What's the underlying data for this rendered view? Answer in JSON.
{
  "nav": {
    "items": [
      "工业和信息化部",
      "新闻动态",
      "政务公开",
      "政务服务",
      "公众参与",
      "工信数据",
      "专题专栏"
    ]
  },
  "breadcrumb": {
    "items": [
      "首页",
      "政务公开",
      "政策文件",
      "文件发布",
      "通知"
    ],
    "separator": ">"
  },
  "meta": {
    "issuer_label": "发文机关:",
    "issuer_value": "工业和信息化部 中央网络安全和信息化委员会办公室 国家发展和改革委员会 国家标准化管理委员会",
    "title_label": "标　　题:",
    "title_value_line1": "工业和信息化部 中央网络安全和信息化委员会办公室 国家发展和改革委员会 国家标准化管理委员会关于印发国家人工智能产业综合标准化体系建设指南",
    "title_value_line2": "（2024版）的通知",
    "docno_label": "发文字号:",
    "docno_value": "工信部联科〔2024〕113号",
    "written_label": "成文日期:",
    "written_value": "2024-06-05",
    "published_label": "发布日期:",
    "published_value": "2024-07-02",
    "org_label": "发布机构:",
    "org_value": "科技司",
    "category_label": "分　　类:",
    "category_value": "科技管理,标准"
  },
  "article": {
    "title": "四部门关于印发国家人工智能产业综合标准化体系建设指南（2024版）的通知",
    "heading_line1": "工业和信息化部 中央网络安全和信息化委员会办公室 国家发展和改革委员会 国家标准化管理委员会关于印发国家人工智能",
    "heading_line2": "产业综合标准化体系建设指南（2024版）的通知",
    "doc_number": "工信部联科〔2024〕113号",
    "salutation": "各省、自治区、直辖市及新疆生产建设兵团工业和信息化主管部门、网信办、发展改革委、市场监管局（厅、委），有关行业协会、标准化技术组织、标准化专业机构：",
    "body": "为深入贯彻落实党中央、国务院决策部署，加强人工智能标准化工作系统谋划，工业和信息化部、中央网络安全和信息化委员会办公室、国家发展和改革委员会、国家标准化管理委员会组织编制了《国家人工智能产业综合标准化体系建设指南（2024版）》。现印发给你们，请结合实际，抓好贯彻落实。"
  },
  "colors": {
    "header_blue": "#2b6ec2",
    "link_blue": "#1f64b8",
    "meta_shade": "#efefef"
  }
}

◇ ◇ ◇ ◇

Stated task: Retype the data exactly as given.

Exercise answer:
What's the underlying data for this rendered view? Answer in JSON.
{
  "nav": {
    "items": [
      "工业和信息化部",
      "新闻动态",
      "政务公开",
      "政务服务",
      "公众参与",
      "工信数据",
      "专题专栏"
    ]
  },
  "breadcrumb": {
    "items": [
      "首页",
      "政务公开",
      "政策文件",
      "文件发布",
      "通知"
    ],
    "separator": ">"
  },
  "meta": {
    "issuer_label": "发文机关:",
    "issuer_value": "工业和信息化部 中央网络安全和信息化委员会办公室 国家发展和改革委员会 国家标准化管理委员会",
    "title_label": "标　　题:",
    "title_value_line1": "工业和信息化部 中央网络安全和信息化委员会办公室 国家发展和改革委员会 国家标准化管理委员会关于印发国家人工智能产业综合标准化体系建设指南",
    "title_value_line2": "（2024版）的通知",
    "docno_label": "发文字号:",
    "docno_value": "工信部联科〔2024〕113号",
    "written_label": "成文日期:",
    "written_value": "2024-06-05",
    "published_label": "发布日期:",
    "published_value": "2024-07-02",
    "org_label": "发布机构:",
    "org_value": "科技司",
    "category_label": "分　　类:",
    "category_value": "科技管理,标准"
  },
  "article": {
    "title": "四部门关于印发国家人工智能产业综合标准化体系建设指南（2024版）的通知",
    "heading_line1": "工业和信息化部 中央网络安全和信息化委员会办公室 国家发展和改革委员会 国家标准化管理委员会关于印发国家人工智能",
    "heading_line2": "产业综合标准化体系建设指南（2024版）的通知",
    "doc_number": "工信部联科〔2024〕113号",
    "salutation": "各省、自治区、直辖市及新疆生产建设兵团工业和信息化主管部门、网信办、发展改革委、市场监管局（厅、委），有关行业协会、标准化技术组织、标准化专业机构：",
    "body": "为深入贯彻落实党中央、国务院决策部署，加强人工智能标准化工作系统谋划，工业和信息化部、中央网络安全和信息化委员会办公室、国家发展和改革委员会、国家标准化管理委员会组织编制了《国家人工智能产业综合标准化体系建设指南（2024版）》。现印发给你们，请结合实际，抓好贯彻落实。"
  },
  "colors": {
    "header_blue": "#2b6ec2",
    "link_blue": "#1f64b8",
    "meta_shade": "#efefef"
  }
}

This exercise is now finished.